DOCUMENTO SORGENTE ::
Il primo risultato di questo crogiolo è ovvio: l' incomprensione.
E' il colmo del paradosso: uomini che escono dalla stessa Scuola Italiana,
che in nome dell'uniformità linguistica nazionale e dell' uguaglianza
fra le categorie seleziona selvaggiamente, non riescono ad usare gli
stessi codici semantici. Pensiamo cosa diventano in questi Organi
discussioni su parole come: politica, libertà, educazione,
obiettivi scolastici, apprendimento. Con tali problemi di linguaggio
la prima tentazione è quella di non avviare alcun dialogo;
parlare con chi è già d'accordo; non ascoltare e non
dare feed-back.
Essendo scarsa la comunicazione i rapporti sono stereotipati: ogni
persona è solo parte di un
sottogruppo oppure l'incarnazione di un'ideologia o di un partito;
gli atteggiamenti sono rigidi, chiusi, difensivi. Ogni decisione rischia
di essere non il frutto di un'interazione collettiva ma la conseguenza
di conflitti e alleanze fra stereotipi.
Ciascun comportamento è previsto: le destre, il centro, le
sinistre con la stessa sclerosi del più vieto parlamentarismo.
In molte situazioni non si arriva neppure a disoccultare conflitti
stereotipati. Qui vige la parola del fair play, del silenzio ammiccante,
del rispetto per l'autorità, della maledizione del dissenso.

VOCI ::
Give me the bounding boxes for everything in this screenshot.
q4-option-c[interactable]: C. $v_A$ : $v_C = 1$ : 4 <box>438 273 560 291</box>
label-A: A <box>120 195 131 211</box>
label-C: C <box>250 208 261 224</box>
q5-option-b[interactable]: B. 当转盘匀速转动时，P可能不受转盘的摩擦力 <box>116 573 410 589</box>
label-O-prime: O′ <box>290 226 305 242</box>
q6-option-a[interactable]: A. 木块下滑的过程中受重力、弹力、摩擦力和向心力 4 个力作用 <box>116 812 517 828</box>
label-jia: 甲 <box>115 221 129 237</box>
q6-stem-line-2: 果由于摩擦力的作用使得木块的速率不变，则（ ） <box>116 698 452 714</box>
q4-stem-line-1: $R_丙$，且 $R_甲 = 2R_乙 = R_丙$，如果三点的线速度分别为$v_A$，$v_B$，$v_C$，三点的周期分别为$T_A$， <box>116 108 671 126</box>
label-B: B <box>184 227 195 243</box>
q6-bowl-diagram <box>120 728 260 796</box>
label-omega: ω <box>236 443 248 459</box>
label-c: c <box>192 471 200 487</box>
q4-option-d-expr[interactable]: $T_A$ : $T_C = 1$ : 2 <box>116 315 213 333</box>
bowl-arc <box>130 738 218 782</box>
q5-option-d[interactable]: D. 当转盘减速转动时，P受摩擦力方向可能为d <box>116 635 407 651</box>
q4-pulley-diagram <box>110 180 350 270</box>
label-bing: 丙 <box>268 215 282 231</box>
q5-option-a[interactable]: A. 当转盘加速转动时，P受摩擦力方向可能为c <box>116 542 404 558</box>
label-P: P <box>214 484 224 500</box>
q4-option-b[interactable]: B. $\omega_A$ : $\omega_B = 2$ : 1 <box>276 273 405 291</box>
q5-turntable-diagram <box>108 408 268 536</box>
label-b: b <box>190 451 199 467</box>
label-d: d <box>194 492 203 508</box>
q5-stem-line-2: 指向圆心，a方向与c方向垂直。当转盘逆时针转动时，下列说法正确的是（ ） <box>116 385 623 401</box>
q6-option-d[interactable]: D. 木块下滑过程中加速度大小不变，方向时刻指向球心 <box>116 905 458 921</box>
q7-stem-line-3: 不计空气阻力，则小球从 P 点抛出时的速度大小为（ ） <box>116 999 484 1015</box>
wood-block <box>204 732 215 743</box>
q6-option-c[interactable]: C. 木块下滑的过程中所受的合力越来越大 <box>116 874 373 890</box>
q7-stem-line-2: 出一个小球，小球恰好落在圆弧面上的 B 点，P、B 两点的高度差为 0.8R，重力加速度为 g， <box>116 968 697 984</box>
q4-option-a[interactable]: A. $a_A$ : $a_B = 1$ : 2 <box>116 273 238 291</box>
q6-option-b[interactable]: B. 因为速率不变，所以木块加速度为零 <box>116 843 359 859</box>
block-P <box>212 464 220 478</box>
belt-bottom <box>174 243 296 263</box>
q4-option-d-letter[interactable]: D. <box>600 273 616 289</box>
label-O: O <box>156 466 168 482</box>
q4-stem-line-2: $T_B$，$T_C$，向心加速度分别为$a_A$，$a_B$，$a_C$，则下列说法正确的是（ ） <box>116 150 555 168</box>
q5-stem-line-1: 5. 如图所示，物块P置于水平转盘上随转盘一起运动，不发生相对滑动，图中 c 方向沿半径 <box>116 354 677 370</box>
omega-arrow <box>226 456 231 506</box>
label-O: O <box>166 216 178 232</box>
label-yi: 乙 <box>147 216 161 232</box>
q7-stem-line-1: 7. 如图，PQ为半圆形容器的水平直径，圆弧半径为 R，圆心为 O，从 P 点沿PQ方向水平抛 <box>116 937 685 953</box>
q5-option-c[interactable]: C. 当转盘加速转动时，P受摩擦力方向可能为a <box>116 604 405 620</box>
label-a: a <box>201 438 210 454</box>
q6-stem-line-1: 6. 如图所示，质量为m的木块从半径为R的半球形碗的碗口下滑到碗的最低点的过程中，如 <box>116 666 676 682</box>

COSA FARE ::
a: Nel documento sorgente, con quali tre aggettivi vengono descritti gli atteggiamenti quando la comunicazione è scarsa?
b: Prosegui il testo sulla comunicazione nella scuola a partire dall'ultima frase riportata.

RISULTATI FINALI ::
a: Rigidi, chiusi e difensivi.

b:
Sono i casi gattopardeschi, con i genitori che plaudono, consentono
e sostengono, gli insegnanti che concordano, appoggiano, solidarizzano
ed i presidi che si rallegrano, sono onorati ed onorano la SCUOLA-MAESTRA-DI-VITA-DA-LASCIARE-COM'E'.
Qui non ci sono problemi di leadership nè di
comunicazione: è la sacra rappresentazione dell'ipocrisia.
Dove il direttore interpreta l'ideale bonario austero e illuminato;
gli insegnanti fanno la parte dei sacrificati, missionari, santificati
officianti dell'Educazione; i genitori recitano nella maschera dei
rispettosi, perbenisti, laici onorati di essere ammessi al rito pedagogico.
Il balletto è macabro perché si svolge intorno alla
bara del cambiamento e della Scuola. Il conflitto agito per stereotipi
come quello inagito, portano agli stessi risultati: persistenza dei
sottogruppi, assenza di dialettica, legittimazione delle leadership
solo in base alla forza, emarginazione delle minoranze, assenze di
muamento.
Questi problemi possono essere superati o almeno elaborati solo da
interventi esterni, come sempre avviene nelle istituzioni secondarie
della nostra società (cioè in quelle in cui agisce solo
indirettamente la contraddizione principale fra capitale e lavoro).
Questi interventi possono essere di tre tipi.
Anzitutto la dinamica socioeconomica: l'aumento di nuove domande sociali,
un riassetto del mercato occupazionale, un cambiamento del quadro
politico o della organizzazione del lavoro. E' quello che è
successo nel decennio 1960-1970: una serie di mutamenti sociali ed
economici che si sono ripercossi sulla istituzione scolastica scuotendo
gli equilibri tradizionali e mettendo in crisi i ruoli e gli schemi
di riferimento.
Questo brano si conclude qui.